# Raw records
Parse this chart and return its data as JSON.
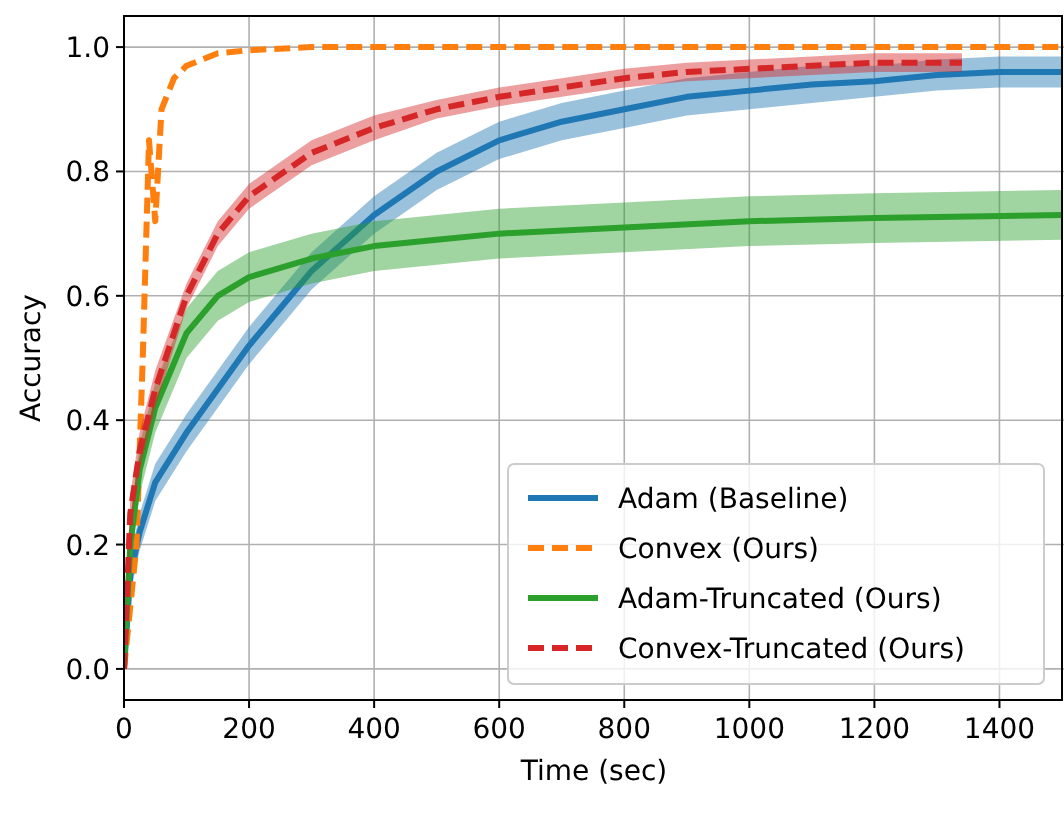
{
  "chart_data": {
    "type": "line",
    "xlabel": "Time (sec)",
    "ylabel": "Accuracy",
    "xlim": [
      0,
      1500
    ],
    "xticks": [
      0,
      200,
      400,
      600,
      800,
      1000,
      1200,
      1400
    ],
    "ylim": [
      -0.05,
      1.05
    ],
    "yticks": [
      {
        "value": 0,
        "label": "0.0"
      },
      {
        "value": 0.2,
        "label": "0.2"
      },
      {
        "value": 0.4,
        "label": "0.4"
      },
      {
        "value": 0.6,
        "label": "0.6"
      },
      {
        "value": 0.8,
        "label": "0.8"
      },
      {
        "value": 1,
        "label": "1.0"
      }
    ],
    "grid": true,
    "legend": "bottom right",
    "marker": "none",
    "series": [
      {
        "name": "Adam (Baseline)",
        "color": "#1f77b4",
        "line_style": "solid",
        "x": [
          0,
          10,
          25,
          50,
          100,
          150,
          200,
          250,
          300,
          400,
          500,
          600,
          700,
          800,
          900,
          1000,
          1100,
          1200,
          1300,
          1400,
          1500
        ],
        "values": [
          0,
          0.15,
          0.22,
          0.3,
          0.38,
          0.45,
          0.52,
          0.58,
          0.64,
          0.73,
          0.8,
          0.85,
          0.88,
          0.9,
          0.92,
          0.93,
          0.94,
          0.945,
          0.955,
          0.96,
          0.96
        ],
        "lower": [
          0,
          0.12,
          0.19,
          0.27,
          0.35,
          0.42,
          0.49,
          0.55,
          0.61,
          0.7,
          0.77,
          0.82,
          0.85,
          0.87,
          0.89,
          0.9,
          0.91,
          0.92,
          0.93,
          0.935,
          0.935
        ],
        "upper": [
          0,
          0.18,
          0.25,
          0.33,
          0.41,
          0.48,
          0.55,
          0.61,
          0.67,
          0.76,
          0.83,
          0.88,
          0.91,
          0.93,
          0.95,
          0.96,
          0.97,
          0.97,
          0.98,
          0.985,
          0.985
        ]
      },
      {
        "name": "Convex (Ours)",
        "color": "#ff7f0e",
        "line_style": "dashed",
        "x": [
          0,
          10,
          20,
          30,
          40,
          50,
          60,
          80,
          100,
          150,
          200,
          300,
          1500
        ],
        "values": [
          0,
          0.1,
          0.2,
          0.5,
          0.85,
          0.72,
          0.9,
          0.95,
          0.97,
          0.99,
          0.995,
          1,
          1
        ]
      },
      {
        "name": "Adam-Truncated (Ours)",
        "color": "#2ca02c",
        "line_style": "solid",
        "x": [
          0,
          10,
          25,
          50,
          100,
          150,
          200,
          300,
          400,
          500,
          600,
          800,
          1000,
          1200,
          1500
        ],
        "values": [
          0,
          0.2,
          0.32,
          0.42,
          0.54,
          0.6,
          0.63,
          0.66,
          0.68,
          0.69,
          0.7,
          0.71,
          0.72,
          0.725,
          0.73
        ],
        "lower": [
          0,
          0.16,
          0.28,
          0.38,
          0.5,
          0.56,
          0.59,
          0.62,
          0.64,
          0.65,
          0.66,
          0.67,
          0.68,
          0.685,
          0.69
        ],
        "upper": [
          0,
          0.24,
          0.36,
          0.46,
          0.58,
          0.64,
          0.67,
          0.7,
          0.72,
          0.73,
          0.74,
          0.75,
          0.76,
          0.765,
          0.77
        ]
      },
      {
        "name": "Convex-Truncated (Ours)",
        "color": "#d62728",
        "line_style": "dashed",
        "x": [
          0,
          10,
          25,
          50,
          100,
          150,
          200,
          300,
          400,
          500,
          600,
          700,
          800,
          900,
          1000,
          1100,
          1200,
          1340
        ],
        "values": [
          0,
          0.25,
          0.35,
          0.45,
          0.6,
          0.7,
          0.76,
          0.83,
          0.87,
          0.9,
          0.92,
          0.935,
          0.95,
          0.96,
          0.965,
          0.97,
          0.975,
          0.975
        ],
        "lower": [
          0,
          0.22,
          0.32,
          0.42,
          0.58,
          0.68,
          0.74,
          0.81,
          0.85,
          0.885,
          0.905,
          0.92,
          0.935,
          0.945,
          0.95,
          0.955,
          0.96,
          0.96
        ],
        "upper": [
          0,
          0.28,
          0.38,
          0.48,
          0.62,
          0.72,
          0.78,
          0.85,
          0.89,
          0.915,
          0.935,
          0.95,
          0.965,
          0.975,
          0.98,
          0.985,
          0.99,
          0.99
        ]
      }
    ]
  }
}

# Request
The lines above form a set of records; determine how many of them contain the string "color" and give that number alone.

# Full output
4